» Records contained in a dataset
— START —

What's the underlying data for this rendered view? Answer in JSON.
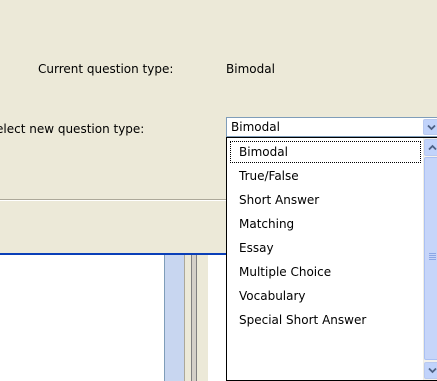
{
  "dialog": {
    "current_type_label": "Current question type:",
    "current_type_value": "Bimodal",
    "new_type_label": "elect new question type:"
  },
  "combo": {
    "selected_value": "Bimodal",
    "options": [
      "Bimodal",
      "True/False",
      "Short Answer",
      "Matching",
      "Essay",
      "Multiple Choice",
      "Vocabulary",
      "Special Short Answer"
    ],
    "highlighted_index": 0
  },
  "colors": {
    "dialog_bg": "#ece9d8",
    "accent_line": "#0a3fb8",
    "scroll_button": "#c1d3fb"
  },
  "icons": {
    "combo_arrow": "chevron-down-icon",
    "scroll_up": "chevron-up-icon",
    "scroll_down": "chevron-down-icon"
  }
}
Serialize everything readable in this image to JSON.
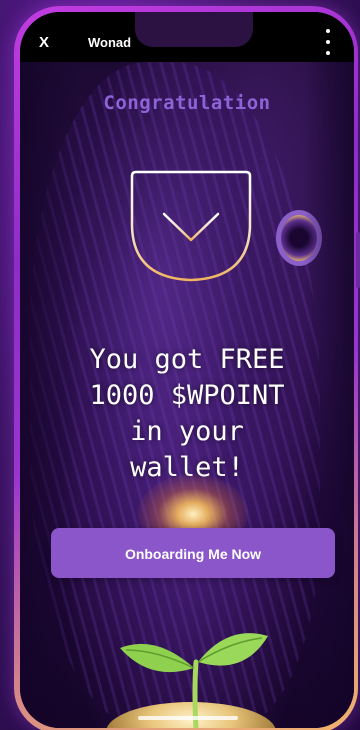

— END —

» What is being asked
Output, exactly, all the records above; include no pictures.

» Response to this exercise
What's the underlying data for this rendered view? Answer in JSON.
{
  "dialog": {
    "current_type_label": "Current question type:",
    "current_type_value": "Bimodal",
    "new_type_label": "elect new question type:"
  },
  "combo": {
    "selected_value": "Bimodal",
    "options": [
      "Bimodal",
      "True/False",
      "Short Answer",
      "Matching",
      "Essay",
      "Multiple Choice",
      "Vocabulary",
      "Special Short Answer"
    ],
    "highlighted_index": 0
  },
  "colors": {
    "dialog_bg": "#ece9d8",
    "accent_line": "#0a3fb8",
    "scroll_button": "#c1d3fb"
  },
  "icons": {
    "combo_arrow": "chevron-down-icon",
    "scroll_up": "chevron-up-icon",
    "scroll_down": "chevron-down-icon"
  }
}
Serialize everything readable in this image to JSON.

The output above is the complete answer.